▶ Dataset rows:
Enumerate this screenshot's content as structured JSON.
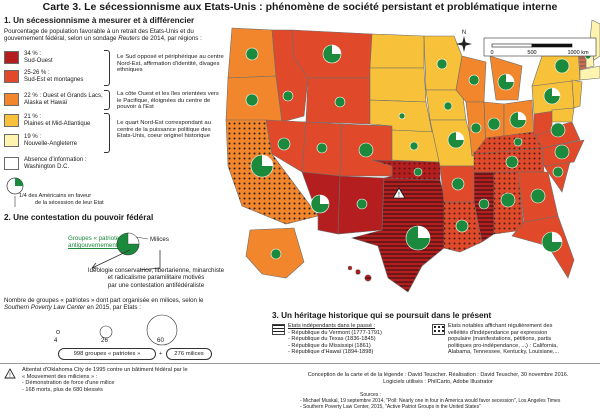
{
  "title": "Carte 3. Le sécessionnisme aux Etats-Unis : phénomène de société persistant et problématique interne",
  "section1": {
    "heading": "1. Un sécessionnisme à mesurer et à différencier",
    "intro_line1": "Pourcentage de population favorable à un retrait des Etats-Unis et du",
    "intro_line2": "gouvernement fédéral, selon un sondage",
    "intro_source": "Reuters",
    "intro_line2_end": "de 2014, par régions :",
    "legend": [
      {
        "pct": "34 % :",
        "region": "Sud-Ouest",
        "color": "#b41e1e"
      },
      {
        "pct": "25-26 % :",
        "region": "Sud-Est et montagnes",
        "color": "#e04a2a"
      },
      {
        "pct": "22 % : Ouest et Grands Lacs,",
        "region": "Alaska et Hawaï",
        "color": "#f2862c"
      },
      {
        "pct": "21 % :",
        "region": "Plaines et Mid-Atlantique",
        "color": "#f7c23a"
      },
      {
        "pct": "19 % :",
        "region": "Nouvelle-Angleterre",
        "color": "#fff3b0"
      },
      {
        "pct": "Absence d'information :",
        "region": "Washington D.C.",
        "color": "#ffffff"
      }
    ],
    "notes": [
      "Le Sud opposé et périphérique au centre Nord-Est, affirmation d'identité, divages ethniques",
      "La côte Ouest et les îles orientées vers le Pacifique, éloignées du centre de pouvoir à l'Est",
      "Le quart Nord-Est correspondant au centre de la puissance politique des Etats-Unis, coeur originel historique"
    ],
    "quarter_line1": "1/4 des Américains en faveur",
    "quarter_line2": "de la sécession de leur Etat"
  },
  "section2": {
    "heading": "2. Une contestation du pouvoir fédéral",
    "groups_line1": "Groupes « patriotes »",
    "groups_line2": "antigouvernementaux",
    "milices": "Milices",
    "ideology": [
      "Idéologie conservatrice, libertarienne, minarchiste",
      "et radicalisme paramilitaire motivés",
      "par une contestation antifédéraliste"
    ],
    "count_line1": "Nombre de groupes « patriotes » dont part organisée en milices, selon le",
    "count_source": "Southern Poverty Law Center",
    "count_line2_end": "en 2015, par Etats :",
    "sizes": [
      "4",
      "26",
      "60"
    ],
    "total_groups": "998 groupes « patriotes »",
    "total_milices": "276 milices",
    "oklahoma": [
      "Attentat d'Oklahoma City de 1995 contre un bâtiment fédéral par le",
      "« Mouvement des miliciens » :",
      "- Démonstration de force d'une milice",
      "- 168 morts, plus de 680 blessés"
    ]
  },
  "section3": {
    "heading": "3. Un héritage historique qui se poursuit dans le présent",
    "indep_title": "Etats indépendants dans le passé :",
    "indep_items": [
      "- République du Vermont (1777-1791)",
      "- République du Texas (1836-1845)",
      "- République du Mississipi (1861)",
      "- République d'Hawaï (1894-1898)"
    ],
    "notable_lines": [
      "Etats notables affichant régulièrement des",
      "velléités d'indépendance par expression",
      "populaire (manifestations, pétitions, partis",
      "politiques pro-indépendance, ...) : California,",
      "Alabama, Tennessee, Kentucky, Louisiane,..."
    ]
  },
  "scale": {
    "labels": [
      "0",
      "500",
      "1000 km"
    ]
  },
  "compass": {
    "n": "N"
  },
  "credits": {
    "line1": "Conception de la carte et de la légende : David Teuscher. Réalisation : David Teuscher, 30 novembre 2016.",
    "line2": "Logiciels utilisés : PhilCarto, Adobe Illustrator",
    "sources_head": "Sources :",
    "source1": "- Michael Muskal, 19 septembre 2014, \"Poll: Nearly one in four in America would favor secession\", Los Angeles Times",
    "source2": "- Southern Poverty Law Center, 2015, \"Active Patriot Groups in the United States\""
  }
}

▶ Problem to solve:
In the copy, include no pictures; restate the listing above exactly.

▶ Exercise result:
Enumerate this screenshot's content as structured JSON.
{
  "title": "Carte 3. Le sécessionnisme aux Etats-Unis : phénomène de société persistant et problématique interne",
  "section1": {
    "heading": "1. Un sécessionnisme à mesurer et à différencier",
    "intro_line1": "Pourcentage de population favorable à un retrait des Etats-Unis et du",
    "intro_line2": "gouvernement fédéral, selon un sondage",
    "intro_source": "Reuters",
    "intro_line2_end": "de 2014, par régions :",
    "legend": [
      {
        "pct": "34 % :",
        "region": "Sud-Ouest",
        "color": "#b41e1e"
      },
      {
        "pct": "25-26 % :",
        "region": "Sud-Est et montagnes",
        "color": "#e04a2a"
      },
      {
        "pct": "22 % : Ouest et Grands Lacs,",
        "region": "Alaska et Hawaï",
        "color": "#f2862c"
      },
      {
        "pct": "21 % :",
        "region": "Plaines et Mid-Atlantique",
        "color": "#f7c23a"
      },
      {
        "pct": "19 % :",
        "region": "Nouvelle-Angleterre",
        "color": "#fff3b0"
      },
      {
        "pct": "Absence d'information :",
        "region": "Washington D.C.",
        "color": "#ffffff"
      }
    ],
    "notes": [
      "Le Sud opposé et périphérique au centre Nord-Est, affirmation d'identité, divages ethniques",
      "La côte Ouest et les îles orientées vers le Pacifique, éloignées du centre de pouvoir à l'Est",
      "Le quart Nord-Est correspondant au centre de la puissance politique des Etats-Unis, coeur originel historique"
    ],
    "quarter_line1": "1/4 des Américains en faveur",
    "quarter_line2": "de la sécession de leur Etat"
  },
  "section2": {
    "heading": "2. Une contestation du pouvoir fédéral",
    "groups_line1": "Groupes « patriotes »",
    "groups_line2": "antigouvernementaux",
    "milices": "Milices",
    "ideology": [
      "Idéologie conservatrice, libertarienne, minarchiste",
      "et radicalisme paramilitaire motivés",
      "par une contestation antifédéraliste"
    ],
    "count_line1": "Nombre de groupes « patriotes » dont part organisée en milices, selon le",
    "count_source": "Southern Poverty Law Center",
    "count_line2_end": "en 2015, par Etats :",
    "sizes": [
      "4",
      "26",
      "60"
    ],
    "total_groups": "998 groupes « patriotes »",
    "total_milices": "276 milices",
    "oklahoma": [
      "Attentat d'Oklahoma City de 1995 contre un bâtiment fédéral par le",
      "« Mouvement des miliciens » :",
      "- Démonstration de force d'une milice",
      "- 168 morts, plus de 680 blessés"
    ]
  },
  "section3": {
    "heading": "3. Un héritage historique qui se poursuit dans le présent",
    "indep_title": "Etats indépendants dans le passé :",
    "indep_items": [
      "- République du Vermont (1777-1791)",
      "- République du Texas (1836-1845)",
      "- République du Mississipi (1861)",
      "- République d'Hawaï (1894-1898)"
    ],
    "notable_lines": [
      "Etats notables affichant régulièrement des",
      "velléités d'indépendance par expression",
      "populaire (manifestations, pétitions, partis",
      "politiques pro-indépendance, ...) : California,",
      "Alabama, Tennessee, Kentucky, Louisiane,..."
    ]
  },
  "scale": {
    "labels": [
      "0",
      "500",
      "1000 km"
    ]
  },
  "compass": {
    "n": "N"
  },
  "credits": {
    "line1": "Conception de la carte et de la légende : David Teuscher. Réalisation : David Teuscher, 30 novembre 2016.",
    "line2": "Logiciels utilisés : PhilCarto, Adobe Illustrator",
    "sources_head": "Sources :",
    "source1": "- Michael Muskal, 19 septembre 2014, \"Poll: Nearly one in four in America would favor secession\", Los Angeles Times",
    "source2": "- Southern Poverty Law Center, 2015, \"Active Patriot Groups in the United States\""
  }
}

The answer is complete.